**WORK REQUIRED:** Find the lines of data that contain the string "JSON", then list them.

►

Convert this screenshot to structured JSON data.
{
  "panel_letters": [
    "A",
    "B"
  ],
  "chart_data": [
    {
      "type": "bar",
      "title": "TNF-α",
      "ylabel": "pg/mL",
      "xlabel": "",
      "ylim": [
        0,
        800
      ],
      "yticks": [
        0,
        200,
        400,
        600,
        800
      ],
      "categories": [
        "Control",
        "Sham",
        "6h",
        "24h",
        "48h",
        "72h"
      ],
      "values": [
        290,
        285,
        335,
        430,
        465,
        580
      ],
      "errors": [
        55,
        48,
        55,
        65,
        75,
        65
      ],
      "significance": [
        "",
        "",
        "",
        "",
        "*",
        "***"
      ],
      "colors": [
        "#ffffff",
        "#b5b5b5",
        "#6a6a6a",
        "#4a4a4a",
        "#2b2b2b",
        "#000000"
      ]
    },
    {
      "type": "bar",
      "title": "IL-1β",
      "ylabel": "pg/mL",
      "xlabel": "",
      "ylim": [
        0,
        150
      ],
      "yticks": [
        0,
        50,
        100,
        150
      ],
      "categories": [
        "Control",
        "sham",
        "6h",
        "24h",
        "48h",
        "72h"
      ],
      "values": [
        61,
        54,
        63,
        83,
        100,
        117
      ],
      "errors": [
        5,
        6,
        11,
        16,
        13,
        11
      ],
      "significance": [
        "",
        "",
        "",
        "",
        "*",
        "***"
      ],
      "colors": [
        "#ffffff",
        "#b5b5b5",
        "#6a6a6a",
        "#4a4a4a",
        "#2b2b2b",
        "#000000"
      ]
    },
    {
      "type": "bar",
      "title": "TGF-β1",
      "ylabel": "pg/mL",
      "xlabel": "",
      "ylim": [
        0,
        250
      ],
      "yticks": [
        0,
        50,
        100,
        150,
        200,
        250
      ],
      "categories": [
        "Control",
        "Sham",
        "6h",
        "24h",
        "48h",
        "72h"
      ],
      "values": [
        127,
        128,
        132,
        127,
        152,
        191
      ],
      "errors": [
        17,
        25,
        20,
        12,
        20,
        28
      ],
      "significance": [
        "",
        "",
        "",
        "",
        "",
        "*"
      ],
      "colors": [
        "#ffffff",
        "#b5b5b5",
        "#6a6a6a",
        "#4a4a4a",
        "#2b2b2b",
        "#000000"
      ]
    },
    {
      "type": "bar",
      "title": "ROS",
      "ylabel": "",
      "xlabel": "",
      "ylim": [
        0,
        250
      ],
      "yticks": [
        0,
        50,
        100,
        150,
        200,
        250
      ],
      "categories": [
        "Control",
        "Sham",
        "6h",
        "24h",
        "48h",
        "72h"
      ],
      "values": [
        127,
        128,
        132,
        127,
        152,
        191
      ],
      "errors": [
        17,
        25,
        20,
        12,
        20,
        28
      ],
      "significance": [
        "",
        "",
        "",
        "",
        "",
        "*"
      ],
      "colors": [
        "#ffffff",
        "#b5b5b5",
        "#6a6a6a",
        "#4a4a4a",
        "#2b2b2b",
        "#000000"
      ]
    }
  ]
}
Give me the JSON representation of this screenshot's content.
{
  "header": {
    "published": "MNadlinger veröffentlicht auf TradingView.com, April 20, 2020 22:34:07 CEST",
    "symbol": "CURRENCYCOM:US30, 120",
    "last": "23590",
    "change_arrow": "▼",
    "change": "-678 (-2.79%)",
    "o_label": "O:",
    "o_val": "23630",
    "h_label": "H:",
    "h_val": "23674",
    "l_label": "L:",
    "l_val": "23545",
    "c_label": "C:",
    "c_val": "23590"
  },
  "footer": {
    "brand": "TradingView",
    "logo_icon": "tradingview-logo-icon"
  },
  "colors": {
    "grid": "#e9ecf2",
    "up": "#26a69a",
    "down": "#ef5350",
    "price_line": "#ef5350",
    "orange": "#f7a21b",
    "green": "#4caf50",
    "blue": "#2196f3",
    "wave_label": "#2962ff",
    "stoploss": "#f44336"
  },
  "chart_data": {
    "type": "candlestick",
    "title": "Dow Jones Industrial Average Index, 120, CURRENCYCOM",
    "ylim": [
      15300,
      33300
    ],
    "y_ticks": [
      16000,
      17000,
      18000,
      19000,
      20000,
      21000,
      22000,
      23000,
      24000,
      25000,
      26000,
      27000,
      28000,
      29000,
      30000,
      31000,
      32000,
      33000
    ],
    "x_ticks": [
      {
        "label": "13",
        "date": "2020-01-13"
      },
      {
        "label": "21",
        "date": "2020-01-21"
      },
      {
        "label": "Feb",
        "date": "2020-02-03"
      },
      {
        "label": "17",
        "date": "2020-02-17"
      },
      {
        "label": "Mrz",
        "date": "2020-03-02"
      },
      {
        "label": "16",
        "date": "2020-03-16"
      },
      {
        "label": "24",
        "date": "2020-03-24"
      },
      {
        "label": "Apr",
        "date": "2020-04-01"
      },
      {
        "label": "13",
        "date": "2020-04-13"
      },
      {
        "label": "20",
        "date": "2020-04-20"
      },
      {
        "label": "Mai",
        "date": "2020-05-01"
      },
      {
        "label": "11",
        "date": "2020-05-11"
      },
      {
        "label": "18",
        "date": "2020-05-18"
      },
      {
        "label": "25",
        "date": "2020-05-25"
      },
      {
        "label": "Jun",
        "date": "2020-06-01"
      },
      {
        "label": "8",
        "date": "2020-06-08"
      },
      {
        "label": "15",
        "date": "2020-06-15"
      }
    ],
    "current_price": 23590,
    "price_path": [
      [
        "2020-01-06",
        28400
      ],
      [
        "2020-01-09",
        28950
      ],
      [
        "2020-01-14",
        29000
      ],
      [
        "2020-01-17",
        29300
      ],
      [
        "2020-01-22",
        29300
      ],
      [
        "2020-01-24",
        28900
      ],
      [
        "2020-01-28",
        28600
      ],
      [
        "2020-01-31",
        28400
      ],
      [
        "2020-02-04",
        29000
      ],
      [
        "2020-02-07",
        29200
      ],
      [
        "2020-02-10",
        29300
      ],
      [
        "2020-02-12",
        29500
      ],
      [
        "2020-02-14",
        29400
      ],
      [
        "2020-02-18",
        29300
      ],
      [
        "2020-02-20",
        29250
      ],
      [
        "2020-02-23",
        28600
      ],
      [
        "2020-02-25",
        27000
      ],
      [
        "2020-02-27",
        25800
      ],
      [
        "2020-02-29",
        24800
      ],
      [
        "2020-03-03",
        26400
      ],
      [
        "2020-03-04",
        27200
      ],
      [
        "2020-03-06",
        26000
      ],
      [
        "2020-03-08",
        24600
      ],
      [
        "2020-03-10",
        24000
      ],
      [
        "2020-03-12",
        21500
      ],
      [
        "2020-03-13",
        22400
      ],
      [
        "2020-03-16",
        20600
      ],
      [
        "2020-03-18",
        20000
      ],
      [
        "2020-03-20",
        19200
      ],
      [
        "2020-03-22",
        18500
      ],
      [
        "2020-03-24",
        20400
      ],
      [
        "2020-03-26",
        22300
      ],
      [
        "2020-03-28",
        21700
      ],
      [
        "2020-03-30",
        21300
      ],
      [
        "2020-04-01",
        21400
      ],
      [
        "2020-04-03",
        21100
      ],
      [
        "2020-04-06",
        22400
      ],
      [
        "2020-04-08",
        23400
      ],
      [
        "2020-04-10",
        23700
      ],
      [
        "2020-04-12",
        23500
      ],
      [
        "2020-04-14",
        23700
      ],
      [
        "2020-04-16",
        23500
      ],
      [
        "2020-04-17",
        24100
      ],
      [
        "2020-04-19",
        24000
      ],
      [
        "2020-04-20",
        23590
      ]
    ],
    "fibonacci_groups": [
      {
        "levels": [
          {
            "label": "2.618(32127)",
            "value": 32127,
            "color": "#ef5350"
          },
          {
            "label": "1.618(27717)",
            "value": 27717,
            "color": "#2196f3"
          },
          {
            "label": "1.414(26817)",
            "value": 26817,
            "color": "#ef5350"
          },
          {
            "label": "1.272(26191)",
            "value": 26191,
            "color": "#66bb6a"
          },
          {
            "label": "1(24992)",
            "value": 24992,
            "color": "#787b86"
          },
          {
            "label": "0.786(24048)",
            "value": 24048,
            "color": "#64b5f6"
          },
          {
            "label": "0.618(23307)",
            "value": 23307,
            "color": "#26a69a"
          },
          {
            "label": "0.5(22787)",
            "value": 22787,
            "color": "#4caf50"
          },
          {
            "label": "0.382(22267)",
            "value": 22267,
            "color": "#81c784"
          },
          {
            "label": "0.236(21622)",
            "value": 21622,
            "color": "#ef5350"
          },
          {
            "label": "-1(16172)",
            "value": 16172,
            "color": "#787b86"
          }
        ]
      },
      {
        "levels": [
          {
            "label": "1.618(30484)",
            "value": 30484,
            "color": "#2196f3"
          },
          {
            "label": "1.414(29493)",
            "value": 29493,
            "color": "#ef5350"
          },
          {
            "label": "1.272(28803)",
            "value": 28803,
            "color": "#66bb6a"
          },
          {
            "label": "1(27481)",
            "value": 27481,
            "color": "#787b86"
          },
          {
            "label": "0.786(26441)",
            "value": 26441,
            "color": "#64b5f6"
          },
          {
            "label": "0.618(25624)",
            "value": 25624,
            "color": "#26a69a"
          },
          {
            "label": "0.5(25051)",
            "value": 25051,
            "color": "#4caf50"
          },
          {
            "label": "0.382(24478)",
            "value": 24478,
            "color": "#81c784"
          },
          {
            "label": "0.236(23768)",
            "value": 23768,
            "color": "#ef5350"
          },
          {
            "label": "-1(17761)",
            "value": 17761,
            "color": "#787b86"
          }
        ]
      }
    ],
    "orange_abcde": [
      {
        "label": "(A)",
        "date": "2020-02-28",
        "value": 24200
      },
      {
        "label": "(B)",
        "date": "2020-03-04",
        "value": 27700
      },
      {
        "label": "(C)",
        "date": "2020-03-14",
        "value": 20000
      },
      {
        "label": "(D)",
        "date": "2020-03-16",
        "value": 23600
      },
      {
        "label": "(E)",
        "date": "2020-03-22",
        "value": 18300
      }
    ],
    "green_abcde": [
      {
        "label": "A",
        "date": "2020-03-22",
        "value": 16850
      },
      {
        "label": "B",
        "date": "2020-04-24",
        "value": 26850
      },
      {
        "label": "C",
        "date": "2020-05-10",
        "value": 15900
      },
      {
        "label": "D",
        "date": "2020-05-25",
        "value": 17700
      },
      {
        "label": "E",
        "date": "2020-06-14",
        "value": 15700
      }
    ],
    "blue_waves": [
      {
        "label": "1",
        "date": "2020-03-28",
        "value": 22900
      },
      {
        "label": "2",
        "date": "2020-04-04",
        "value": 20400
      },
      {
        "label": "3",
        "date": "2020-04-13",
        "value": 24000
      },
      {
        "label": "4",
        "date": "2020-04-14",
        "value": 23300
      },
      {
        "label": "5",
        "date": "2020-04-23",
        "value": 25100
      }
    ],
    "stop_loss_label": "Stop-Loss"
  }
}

◄

**RESPONSE BELOW:**
Convert this screenshot to structured JSON data.
Give me the JSON representation of this screenshot's content.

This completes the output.